• WHAT IS BEING ASKED:
Give the entries again exactly, every one of them.
++++++++++++++++++++
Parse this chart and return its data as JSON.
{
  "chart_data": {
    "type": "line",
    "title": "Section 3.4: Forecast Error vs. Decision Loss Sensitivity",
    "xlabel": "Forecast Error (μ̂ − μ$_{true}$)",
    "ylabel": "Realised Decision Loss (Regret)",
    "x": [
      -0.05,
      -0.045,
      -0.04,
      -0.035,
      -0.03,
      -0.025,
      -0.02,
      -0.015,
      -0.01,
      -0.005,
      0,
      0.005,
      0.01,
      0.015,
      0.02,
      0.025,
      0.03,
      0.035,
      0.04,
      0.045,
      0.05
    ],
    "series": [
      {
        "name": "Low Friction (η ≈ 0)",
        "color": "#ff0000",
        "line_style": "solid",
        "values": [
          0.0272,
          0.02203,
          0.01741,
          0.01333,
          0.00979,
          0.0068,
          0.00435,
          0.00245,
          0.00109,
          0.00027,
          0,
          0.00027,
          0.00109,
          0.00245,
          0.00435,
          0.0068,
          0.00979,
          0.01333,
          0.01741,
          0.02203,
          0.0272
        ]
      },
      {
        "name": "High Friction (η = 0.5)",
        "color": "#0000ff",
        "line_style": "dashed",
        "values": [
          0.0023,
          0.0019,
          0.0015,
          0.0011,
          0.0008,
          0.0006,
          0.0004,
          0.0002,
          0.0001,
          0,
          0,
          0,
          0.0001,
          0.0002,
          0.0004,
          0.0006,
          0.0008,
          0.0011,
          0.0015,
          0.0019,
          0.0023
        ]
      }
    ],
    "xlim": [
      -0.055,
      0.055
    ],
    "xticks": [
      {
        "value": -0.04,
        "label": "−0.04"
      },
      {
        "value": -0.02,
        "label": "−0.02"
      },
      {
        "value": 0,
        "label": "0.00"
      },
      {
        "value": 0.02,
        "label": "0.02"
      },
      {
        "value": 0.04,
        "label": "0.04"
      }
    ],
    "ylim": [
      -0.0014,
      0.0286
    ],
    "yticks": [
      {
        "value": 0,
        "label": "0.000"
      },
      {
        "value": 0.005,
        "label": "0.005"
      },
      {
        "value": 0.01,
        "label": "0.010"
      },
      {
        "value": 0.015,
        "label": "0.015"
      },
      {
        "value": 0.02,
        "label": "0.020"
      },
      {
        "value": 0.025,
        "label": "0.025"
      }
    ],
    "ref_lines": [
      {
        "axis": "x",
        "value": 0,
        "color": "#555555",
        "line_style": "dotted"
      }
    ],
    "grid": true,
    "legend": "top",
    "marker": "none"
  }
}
++++++++++++++++++++
• SOLUTION TO THIS PROBLEM:
Parse this chart and return its data as JSON.
{
  "chart_data": {
    "type": "line",
    "title": "Section 3.4: Forecast Error vs. Decision Loss Sensitivity",
    "xlabel": "Forecast Error (μ̂ − μ$_{true}$)",
    "ylabel": "Realised Decision Loss (Regret)",
    "x": [
      -0.05,
      -0.045,
      -0.04,
      -0.035,
      -0.03,
      -0.025,
      -0.02,
      -0.015,
      -0.01,
      -0.005,
      0,
      0.005,
      0.01,
      0.015,
      0.02,
      0.025,
      0.03,
      0.035,
      0.04,
      0.045,
      0.05
    ],
    "series": [
      {
        "name": "Low Friction (η ≈ 0)",
        "color": "#ff0000",
        "line_style": "solid",
        "values": [
          0.0272,
          0.02203,
          0.01741,
          0.01333,
          0.00979,
          0.0068,
          0.00435,
          0.00245,
          0.00109,
          0.00027,
          0,
          0.00027,
          0.00109,
          0.00245,
          0.00435,
          0.0068,
          0.00979,
          0.01333,
          0.01741,
          0.02203,
          0.0272
        ]
      },
      {
        "name": "High Friction (η = 0.5)",
        "color": "#0000ff",
        "line_style": "dashed",
        "values": [
          0.0023,
          0.0019,
          0.0015,
          0.0011,
          0.0008,
          0.0006,
          0.0004,
          0.0002,
          0.0001,
          0,
          0,
          0,
          0.0001,
          0.0002,
          0.0004,
          0.0006,
          0.0008,
          0.0011,
          0.0015,
          0.0019,
          0.0023
        ]
      }
    ],
    "xlim": [
      -0.055,
      0.055
    ],
    "xticks": [
      {
        "value": -0.04,
        "label": "−0.04"
      },
      {
        "value": -0.02,
        "label": "−0.02"
      },
      {
        "value": 0,
        "label": "0.00"
      },
      {
        "value": 0.02,
        "label": "0.02"
      },
      {
        "value": 0.04,
        "label": "0.04"
      }
    ],
    "ylim": [
      -0.0014,
      0.0286
    ],
    "yticks": [
      {
        "value": 0,
        "label": "0.000"
      },
      {
        "value": 0.005,
        "label": "0.005"
      },
      {
        "value": 0.01,
        "label": "0.010"
      },
      {
        "value": 0.015,
        "label": "0.015"
      },
      {
        "value": 0.02,
        "label": "0.020"
      },
      {
        "value": 0.025,
        "label": "0.025"
      }
    ],
    "ref_lines": [
      {
        "axis": "x",
        "value": 0,
        "color": "#555555",
        "line_style": "dotted"
      }
    ],
    "grid": true,
    "legend": "top",
    "marker": "none"
  }
}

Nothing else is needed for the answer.